◆ **What you will do**: Below are some records. Pull every line that contains the word "There".
** Start Available data **
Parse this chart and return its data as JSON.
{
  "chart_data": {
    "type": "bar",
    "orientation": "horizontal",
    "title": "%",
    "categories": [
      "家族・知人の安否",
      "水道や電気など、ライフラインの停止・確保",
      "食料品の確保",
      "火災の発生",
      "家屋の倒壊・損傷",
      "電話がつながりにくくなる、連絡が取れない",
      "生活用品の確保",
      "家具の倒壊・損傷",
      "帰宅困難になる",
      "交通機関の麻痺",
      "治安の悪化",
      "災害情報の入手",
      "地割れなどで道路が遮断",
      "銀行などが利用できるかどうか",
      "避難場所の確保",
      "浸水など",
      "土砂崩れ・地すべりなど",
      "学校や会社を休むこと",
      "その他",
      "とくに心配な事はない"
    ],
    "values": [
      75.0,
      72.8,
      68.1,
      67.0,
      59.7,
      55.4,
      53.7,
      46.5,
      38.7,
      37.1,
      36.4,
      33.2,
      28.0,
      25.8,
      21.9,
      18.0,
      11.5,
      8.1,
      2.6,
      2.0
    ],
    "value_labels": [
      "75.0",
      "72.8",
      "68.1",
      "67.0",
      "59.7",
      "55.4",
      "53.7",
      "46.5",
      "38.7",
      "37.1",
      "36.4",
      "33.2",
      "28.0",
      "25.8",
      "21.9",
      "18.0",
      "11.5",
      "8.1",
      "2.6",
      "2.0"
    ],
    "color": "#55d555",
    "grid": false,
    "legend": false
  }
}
** End Available data **
** Start Available data **
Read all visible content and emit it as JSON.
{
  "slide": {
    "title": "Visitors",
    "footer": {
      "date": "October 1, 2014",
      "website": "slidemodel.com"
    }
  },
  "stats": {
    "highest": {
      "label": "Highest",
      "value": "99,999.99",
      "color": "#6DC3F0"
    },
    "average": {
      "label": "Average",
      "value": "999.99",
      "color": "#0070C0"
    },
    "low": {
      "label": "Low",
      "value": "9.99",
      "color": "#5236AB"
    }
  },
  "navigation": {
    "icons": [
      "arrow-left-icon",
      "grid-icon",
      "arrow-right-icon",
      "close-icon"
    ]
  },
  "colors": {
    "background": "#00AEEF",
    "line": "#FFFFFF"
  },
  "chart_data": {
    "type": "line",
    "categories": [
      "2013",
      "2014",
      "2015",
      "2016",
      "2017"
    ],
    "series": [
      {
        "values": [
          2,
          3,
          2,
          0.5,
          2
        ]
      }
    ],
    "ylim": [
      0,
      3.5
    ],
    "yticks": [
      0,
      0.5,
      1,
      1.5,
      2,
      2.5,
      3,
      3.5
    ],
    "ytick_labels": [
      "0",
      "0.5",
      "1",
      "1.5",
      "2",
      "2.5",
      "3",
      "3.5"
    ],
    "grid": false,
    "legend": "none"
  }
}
** End Available data **
** Start Available data **
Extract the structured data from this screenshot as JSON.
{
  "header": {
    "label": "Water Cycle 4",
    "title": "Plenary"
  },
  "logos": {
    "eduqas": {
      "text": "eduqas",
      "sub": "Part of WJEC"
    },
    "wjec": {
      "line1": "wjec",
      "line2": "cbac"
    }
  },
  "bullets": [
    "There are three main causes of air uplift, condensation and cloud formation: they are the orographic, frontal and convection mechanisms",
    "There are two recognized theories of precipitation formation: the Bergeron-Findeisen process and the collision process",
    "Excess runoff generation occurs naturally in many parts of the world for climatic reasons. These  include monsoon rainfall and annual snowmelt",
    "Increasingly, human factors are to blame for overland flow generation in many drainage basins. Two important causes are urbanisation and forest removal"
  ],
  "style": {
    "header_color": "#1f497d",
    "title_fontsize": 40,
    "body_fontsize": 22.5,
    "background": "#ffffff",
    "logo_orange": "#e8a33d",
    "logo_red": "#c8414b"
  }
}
** End Available data **
◆ **Full answer**:
    "There are three main causes of air uplift, condensation and cloud formation: they are the orographic, frontal and convection mechanisms",
    "There are two recognized theories of precipitation formation: the Bergeron-Findeisen process and the collision process",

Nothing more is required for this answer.